## YOUR TASKS
a) Reproduce the part of the SLP patch post between "Thank you, Richard" and "making wrong assumptions/statements.", inclusive.
b) Answer these questions using the SLP patch post:
(i) Which lanes does the first patch free up?
(ii) Which instructions get eliminated overall when the change succeeds?
(iii) After which pass does the new "slp_perm_simplify" pass run?

## QUOTED PASSAGE
-*-

Thank you, Richard and Tamar, for the feedback.
I'm responding with delay because I had to close some knowledge gaps
about SLP to avoid making wrong assumptions/statements.
So, what these two patches are doing is using the redundancy in the lane
utilization to parallelize vectorized sequences.
This redundancy in lane utilization comes from the way how specific
scalar statements end up vectorized: two VEC_PERMs on top, binary operations
on both of them, and a final VEC_PERM to create the result.
Here is an example of this sequence:
[...] // v_in = {e0, e1, e2, e3}
v_1 = VEC_PERM <v_in, v_in, {1, 3, 1, 3}> // v_1 = {e1, e3, e1, e3}
v_2 = VEC_PERM <v_in, v_in, {0, 2, 0, 2}> // v_2 = {e0, e2, e0, e2}
v_y = v_2 - v_1 // v_y = {e0-e1, e2-e3, e0-e1, e2-e3}
v_x = v_2 + v_1 // v_x = {e0+e1, e2+e3, e0+e1, e2+e3}
v_out = VEC_PERM <v_x, v_y, {0, 1, 6, 7}> // v_out = {e0+e1, e2+e3,
e0-e1, e2-e3}
The first patch frees up lanes 2 and 3 and changes the last statement to:
v_out = VEC_PERM <v_x, v_y, {0, 1, 4, 5}> // _v5 = {e0+e1, e2+e3, e0-e1, e2-e3}
The second patch searches for a pair of such lane-compressed sequences in a BB
(with identical vector operations) and merges them into a single sequence.
Overall, on success, we replace 2x (2x VEC_PERM + 2x BINOP + 1x VEC_PERM)
instructions by 2x VEC_PERM + 2x BINOP + 2x VEC_PERM.
2x VEC_PERM and 2x BINOP get eliminated.
So, the two optimizations are:
* lane compression in a certain sequence of vector statements
* merge two lane-compressed sequences of vector statements
Richard stated that the lane compression is a possibly pessimizing
change. Therefore, I've merged the two optimizations into a new
pass ("slp_perm_simplify") that runs after slp1.

-*-

## EXTRACTED ENTRIES
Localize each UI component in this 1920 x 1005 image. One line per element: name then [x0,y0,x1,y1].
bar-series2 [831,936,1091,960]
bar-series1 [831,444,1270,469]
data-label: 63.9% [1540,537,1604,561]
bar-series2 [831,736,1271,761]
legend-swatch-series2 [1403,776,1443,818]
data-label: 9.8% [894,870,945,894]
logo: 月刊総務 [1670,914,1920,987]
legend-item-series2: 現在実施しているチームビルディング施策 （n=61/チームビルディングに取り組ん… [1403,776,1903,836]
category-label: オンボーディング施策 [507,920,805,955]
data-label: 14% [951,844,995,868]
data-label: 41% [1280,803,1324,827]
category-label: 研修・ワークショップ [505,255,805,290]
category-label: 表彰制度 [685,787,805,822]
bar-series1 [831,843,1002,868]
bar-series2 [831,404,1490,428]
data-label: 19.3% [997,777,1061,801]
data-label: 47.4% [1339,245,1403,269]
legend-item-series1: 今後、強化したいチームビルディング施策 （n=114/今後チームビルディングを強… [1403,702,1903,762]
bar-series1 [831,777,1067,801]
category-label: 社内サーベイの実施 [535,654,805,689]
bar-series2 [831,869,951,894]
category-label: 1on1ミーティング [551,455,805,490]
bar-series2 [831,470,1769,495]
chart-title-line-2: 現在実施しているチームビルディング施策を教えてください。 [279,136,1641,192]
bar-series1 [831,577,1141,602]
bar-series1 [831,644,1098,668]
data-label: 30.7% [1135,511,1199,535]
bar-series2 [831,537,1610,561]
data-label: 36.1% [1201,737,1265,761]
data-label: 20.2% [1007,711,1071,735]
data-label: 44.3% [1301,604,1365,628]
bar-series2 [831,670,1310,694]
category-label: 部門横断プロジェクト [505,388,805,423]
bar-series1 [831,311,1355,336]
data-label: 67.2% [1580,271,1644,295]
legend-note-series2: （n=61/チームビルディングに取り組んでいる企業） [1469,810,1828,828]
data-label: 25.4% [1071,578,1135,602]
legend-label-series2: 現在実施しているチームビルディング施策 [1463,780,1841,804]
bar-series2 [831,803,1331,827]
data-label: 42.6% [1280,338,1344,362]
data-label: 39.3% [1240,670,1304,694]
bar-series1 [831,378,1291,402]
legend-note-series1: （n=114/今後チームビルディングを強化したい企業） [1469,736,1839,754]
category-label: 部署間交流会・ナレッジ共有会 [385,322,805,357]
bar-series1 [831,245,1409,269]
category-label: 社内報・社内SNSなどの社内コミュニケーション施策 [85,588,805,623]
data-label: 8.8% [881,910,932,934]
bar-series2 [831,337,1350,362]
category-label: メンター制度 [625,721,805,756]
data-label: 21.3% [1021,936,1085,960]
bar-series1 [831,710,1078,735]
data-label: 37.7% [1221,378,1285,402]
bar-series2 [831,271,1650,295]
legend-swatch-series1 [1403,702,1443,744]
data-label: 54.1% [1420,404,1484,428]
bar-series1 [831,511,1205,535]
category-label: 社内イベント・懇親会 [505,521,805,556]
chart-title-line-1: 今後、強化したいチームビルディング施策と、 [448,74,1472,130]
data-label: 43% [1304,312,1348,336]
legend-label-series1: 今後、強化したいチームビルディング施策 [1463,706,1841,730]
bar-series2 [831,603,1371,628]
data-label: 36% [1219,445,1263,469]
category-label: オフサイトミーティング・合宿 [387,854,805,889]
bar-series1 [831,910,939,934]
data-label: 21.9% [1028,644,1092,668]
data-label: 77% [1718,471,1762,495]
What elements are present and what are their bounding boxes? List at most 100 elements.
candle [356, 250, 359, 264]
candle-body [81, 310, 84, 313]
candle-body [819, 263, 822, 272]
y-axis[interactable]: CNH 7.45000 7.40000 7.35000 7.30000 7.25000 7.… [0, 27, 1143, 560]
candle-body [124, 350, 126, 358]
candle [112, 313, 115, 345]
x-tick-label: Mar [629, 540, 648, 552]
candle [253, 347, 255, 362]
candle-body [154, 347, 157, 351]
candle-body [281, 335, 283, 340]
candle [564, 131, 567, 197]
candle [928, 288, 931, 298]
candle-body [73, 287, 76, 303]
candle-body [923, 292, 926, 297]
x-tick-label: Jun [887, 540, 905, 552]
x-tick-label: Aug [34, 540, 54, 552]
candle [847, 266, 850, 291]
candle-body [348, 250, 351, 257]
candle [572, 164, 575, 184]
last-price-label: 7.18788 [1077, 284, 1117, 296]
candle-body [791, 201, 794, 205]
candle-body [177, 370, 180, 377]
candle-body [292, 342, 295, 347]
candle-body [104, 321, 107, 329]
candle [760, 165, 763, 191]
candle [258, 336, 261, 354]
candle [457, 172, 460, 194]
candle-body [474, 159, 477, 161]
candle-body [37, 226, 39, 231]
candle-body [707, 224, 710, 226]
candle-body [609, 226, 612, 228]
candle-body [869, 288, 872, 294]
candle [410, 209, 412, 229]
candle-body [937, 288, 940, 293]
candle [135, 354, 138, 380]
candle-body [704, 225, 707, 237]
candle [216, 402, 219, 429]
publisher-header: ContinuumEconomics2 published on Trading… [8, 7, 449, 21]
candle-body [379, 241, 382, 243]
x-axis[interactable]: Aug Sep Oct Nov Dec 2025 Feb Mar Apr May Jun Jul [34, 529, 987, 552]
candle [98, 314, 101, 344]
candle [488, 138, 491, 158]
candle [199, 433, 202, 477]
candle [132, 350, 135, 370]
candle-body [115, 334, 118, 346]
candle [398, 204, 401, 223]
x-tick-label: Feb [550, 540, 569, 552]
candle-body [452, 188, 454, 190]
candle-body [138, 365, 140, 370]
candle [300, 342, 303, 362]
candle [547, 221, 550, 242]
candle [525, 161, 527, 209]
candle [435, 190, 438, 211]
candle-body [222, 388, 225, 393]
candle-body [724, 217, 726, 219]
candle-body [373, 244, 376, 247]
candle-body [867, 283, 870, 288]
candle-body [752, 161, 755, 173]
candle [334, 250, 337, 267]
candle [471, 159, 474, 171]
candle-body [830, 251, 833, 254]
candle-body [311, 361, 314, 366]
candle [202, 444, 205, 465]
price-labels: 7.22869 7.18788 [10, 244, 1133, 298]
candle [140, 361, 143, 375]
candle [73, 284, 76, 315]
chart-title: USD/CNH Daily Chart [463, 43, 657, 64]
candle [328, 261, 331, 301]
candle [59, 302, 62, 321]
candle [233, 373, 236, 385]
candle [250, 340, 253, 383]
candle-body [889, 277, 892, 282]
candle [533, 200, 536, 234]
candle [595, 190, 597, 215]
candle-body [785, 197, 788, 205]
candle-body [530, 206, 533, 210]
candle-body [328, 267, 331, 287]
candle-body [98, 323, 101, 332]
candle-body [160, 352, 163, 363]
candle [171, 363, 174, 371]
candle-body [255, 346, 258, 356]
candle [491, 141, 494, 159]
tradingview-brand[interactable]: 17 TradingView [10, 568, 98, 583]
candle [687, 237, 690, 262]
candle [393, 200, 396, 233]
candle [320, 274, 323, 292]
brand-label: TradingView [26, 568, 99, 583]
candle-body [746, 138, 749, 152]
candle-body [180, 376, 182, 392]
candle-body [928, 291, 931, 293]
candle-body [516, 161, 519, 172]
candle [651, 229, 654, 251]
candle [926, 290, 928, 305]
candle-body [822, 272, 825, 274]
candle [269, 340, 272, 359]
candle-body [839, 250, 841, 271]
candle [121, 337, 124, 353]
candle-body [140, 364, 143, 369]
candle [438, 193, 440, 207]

-*-

## RESULTS BY TASK
a)
Thank you, Richard and Tamar, for the feedback.
I'm responding with delay because I had to close some knowledge gaps
about SLP to avoid making wrong assumptions/statements.

b)
(i) Lanes 2 and 3.
(ii) 2x VEC_PERM and 2x BINOP.
(iii) slp1.